*The exercise*:
Find every line in the records below that holds the word "this", and copy it out.

*Provided records*:
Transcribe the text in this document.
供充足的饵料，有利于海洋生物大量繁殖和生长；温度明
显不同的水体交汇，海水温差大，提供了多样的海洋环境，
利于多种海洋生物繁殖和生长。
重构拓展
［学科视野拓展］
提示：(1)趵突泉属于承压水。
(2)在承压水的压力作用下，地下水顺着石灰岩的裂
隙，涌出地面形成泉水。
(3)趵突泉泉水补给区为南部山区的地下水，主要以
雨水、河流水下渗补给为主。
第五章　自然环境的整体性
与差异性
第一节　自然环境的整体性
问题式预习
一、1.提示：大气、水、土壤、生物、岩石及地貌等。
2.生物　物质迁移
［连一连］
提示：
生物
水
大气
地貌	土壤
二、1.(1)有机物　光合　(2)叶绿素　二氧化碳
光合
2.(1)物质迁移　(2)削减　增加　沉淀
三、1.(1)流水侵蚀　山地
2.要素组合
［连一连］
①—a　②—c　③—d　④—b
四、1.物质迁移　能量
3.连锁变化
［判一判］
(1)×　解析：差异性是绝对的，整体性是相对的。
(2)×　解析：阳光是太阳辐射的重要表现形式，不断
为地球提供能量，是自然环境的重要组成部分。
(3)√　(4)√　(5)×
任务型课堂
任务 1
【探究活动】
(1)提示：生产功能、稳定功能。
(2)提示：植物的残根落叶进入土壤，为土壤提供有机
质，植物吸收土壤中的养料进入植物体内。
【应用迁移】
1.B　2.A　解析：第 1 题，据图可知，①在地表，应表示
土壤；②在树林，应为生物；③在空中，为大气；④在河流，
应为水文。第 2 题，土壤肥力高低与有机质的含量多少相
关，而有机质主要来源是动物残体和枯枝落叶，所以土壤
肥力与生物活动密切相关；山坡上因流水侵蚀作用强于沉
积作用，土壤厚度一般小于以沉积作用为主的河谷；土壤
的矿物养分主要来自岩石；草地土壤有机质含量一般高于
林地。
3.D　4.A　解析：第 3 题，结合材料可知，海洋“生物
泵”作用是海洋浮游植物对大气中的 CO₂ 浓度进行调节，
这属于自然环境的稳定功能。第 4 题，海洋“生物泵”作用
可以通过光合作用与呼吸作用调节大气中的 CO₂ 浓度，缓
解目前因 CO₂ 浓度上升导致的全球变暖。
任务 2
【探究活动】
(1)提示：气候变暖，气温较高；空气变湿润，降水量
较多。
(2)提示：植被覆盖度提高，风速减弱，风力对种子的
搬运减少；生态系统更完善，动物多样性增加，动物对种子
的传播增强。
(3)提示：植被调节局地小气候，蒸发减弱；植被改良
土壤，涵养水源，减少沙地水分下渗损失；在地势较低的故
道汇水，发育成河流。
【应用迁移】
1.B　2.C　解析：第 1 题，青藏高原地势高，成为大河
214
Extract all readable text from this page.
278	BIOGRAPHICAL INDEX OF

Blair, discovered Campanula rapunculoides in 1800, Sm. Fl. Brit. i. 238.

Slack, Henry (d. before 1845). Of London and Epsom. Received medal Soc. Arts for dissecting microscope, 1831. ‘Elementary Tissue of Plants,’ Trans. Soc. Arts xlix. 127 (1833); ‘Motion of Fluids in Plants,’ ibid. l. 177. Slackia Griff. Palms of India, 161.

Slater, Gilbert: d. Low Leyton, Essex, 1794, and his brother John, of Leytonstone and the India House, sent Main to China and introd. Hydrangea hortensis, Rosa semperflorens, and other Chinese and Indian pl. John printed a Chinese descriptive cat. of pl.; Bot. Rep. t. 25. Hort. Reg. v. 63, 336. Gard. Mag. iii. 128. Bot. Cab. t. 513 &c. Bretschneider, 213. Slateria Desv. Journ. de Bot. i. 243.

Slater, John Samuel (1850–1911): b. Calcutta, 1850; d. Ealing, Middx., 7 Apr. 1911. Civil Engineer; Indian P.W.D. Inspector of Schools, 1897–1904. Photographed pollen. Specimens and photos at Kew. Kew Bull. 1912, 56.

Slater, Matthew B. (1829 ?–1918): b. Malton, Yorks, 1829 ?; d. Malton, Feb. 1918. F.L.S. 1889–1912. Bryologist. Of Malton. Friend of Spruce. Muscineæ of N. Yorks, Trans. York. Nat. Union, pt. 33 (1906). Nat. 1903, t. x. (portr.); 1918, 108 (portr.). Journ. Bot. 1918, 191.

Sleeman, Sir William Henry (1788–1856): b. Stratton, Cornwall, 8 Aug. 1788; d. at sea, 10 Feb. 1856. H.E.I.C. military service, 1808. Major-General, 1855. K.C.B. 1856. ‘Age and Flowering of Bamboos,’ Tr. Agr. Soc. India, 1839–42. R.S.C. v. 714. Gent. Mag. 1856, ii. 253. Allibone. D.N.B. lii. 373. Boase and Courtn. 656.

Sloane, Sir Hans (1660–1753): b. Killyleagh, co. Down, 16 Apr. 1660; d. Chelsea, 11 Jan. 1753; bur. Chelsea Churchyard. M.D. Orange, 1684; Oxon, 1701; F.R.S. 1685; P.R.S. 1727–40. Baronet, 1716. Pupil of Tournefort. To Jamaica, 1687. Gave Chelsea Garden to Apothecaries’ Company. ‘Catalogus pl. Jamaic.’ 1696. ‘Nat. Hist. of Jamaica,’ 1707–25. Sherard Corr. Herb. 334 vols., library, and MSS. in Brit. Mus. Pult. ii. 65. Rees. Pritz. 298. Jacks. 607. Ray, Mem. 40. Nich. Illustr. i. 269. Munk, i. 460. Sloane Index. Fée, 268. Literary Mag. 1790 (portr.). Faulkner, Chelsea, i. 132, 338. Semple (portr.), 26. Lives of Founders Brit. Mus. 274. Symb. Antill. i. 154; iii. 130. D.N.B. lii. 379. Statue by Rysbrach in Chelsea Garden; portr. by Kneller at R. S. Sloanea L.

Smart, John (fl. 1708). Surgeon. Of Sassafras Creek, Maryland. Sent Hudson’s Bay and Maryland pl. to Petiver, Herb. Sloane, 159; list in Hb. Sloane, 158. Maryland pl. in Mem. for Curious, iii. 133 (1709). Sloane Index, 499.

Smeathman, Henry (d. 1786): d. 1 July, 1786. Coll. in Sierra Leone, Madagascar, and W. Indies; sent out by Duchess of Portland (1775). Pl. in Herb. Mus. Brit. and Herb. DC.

*The output*:
Transcribe the text in this document.
Extract all readable text from this page.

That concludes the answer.